### [Records for this exercise]
━━━━━━━━━━━━━━━━━━━━
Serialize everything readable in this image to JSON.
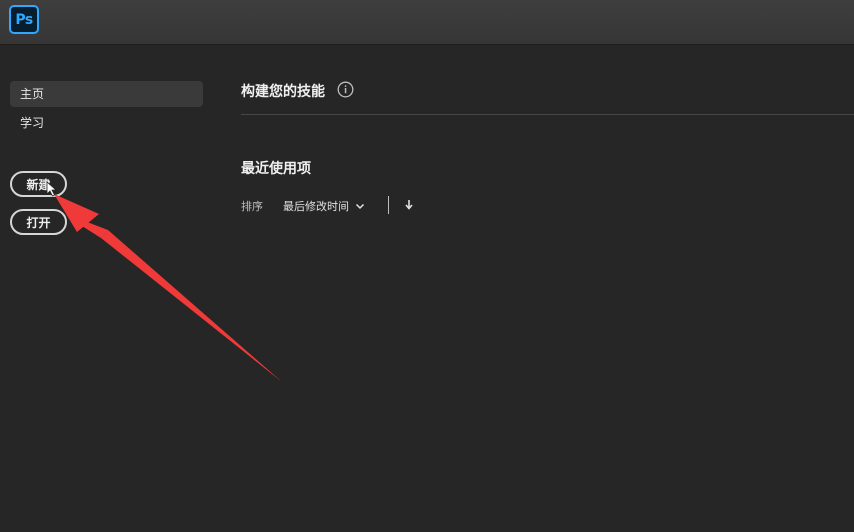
{
  "app": {
    "logo_text": "Ps"
  },
  "sidebar": {
    "items": [
      {
        "label": "主页",
        "active": true
      },
      {
        "label": "学习",
        "active": false
      }
    ],
    "new_button": "新建",
    "open_button": "打开"
  },
  "main": {
    "skills_title": "构建您的技能",
    "recent_title": "最近使用项",
    "sort": {
      "label": "排序",
      "selected": "最后修改时间"
    }
  },
  "colors": {
    "accent": "#31a8ff",
    "annotation_arrow": "#f03a3a"
  }
}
━━━━━━━━━━━━━━━━━━━━
### [What you will do]
Without the pictures, copy the material exactly as given.

### [Answer to the problem]
Serialize everything readable in this image to JSON.
{
  "app": {
    "logo_text": "Ps"
  },
  "sidebar": {
    "items": [
      {
        "label": "主页",
        "active": true
      },
      {
        "label": "学习",
        "active": false
      }
    ],
    "new_button": "新建",
    "open_button": "打开"
  },
  "main": {
    "skills_title": "构建您的技能",
    "recent_title": "最近使用项",
    "sort": {
      "label": "排序",
      "selected": "最后修改时间"
    }
  },
  "colors": {
    "accent": "#31a8ff",
    "annotation_arrow": "#f03a3a"
  }
}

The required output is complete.